| REQUIRED TASK |
Scan the material below for lines with the word "DESKTOP" and report how many there are, with nothing added.

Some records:
◆ ◆ ◆ ◆ ◆ ◆ ◆

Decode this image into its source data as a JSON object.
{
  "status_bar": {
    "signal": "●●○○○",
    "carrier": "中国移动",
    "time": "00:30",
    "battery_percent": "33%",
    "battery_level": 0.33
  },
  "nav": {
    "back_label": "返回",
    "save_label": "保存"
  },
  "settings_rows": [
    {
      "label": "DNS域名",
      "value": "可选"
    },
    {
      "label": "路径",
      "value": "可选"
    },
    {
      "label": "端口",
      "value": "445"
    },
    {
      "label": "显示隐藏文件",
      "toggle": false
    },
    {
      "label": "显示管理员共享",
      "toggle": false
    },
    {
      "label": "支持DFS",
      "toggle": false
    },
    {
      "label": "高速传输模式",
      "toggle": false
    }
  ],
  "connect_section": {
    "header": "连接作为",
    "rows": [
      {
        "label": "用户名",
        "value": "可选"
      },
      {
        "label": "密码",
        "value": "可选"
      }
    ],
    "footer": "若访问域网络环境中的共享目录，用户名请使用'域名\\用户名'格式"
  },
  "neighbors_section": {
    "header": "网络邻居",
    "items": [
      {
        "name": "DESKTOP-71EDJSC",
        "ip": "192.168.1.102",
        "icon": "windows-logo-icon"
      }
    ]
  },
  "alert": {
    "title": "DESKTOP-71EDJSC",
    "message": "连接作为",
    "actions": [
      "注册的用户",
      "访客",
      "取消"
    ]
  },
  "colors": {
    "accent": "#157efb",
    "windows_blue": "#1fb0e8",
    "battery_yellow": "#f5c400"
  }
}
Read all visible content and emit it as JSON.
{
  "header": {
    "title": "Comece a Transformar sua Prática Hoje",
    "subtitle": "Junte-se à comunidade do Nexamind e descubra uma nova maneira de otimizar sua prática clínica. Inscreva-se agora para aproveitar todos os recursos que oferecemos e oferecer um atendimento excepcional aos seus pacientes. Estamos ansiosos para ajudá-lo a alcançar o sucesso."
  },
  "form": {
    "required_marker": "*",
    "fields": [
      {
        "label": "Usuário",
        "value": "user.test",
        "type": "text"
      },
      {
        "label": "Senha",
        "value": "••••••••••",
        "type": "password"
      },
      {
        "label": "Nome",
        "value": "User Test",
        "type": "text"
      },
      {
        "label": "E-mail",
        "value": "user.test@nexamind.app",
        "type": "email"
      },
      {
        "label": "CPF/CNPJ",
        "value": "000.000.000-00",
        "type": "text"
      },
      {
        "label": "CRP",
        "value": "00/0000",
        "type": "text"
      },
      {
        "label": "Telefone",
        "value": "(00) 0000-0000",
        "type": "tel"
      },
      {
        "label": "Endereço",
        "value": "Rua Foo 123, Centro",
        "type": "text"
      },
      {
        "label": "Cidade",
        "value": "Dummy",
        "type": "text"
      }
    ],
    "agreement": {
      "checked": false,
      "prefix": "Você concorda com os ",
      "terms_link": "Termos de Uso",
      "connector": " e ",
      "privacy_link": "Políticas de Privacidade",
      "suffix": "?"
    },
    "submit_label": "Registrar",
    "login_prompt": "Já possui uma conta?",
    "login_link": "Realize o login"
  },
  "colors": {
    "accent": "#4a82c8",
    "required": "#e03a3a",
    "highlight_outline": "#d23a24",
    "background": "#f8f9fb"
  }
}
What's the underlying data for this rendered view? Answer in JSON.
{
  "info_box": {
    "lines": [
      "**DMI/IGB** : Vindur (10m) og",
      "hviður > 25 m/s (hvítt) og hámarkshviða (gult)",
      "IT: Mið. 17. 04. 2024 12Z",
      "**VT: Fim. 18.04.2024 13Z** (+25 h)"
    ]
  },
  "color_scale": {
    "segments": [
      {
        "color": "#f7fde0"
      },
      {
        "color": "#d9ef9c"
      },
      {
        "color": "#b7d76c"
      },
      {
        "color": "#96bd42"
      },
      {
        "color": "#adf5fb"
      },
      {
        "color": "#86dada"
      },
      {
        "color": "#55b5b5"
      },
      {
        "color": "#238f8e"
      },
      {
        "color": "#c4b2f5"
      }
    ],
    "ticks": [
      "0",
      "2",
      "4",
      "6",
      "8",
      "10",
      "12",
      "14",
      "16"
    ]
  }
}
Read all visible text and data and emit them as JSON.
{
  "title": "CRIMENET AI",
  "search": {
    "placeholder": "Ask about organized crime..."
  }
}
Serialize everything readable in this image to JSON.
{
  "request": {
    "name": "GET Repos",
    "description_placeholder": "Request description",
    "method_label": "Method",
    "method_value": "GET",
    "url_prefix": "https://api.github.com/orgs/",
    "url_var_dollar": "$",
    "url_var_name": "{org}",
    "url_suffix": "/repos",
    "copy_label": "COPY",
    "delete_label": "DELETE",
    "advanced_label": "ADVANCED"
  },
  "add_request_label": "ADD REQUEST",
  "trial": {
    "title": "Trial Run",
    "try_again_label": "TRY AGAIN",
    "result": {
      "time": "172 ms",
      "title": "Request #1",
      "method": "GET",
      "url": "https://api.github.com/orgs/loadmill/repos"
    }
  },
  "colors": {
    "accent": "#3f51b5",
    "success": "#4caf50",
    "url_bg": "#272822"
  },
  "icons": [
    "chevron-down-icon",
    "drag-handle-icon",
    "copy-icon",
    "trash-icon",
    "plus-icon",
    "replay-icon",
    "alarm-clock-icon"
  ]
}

◆ ◆ ◆ ◆ ◆ ◆ ◆

| RESULT OF THE TASK |
2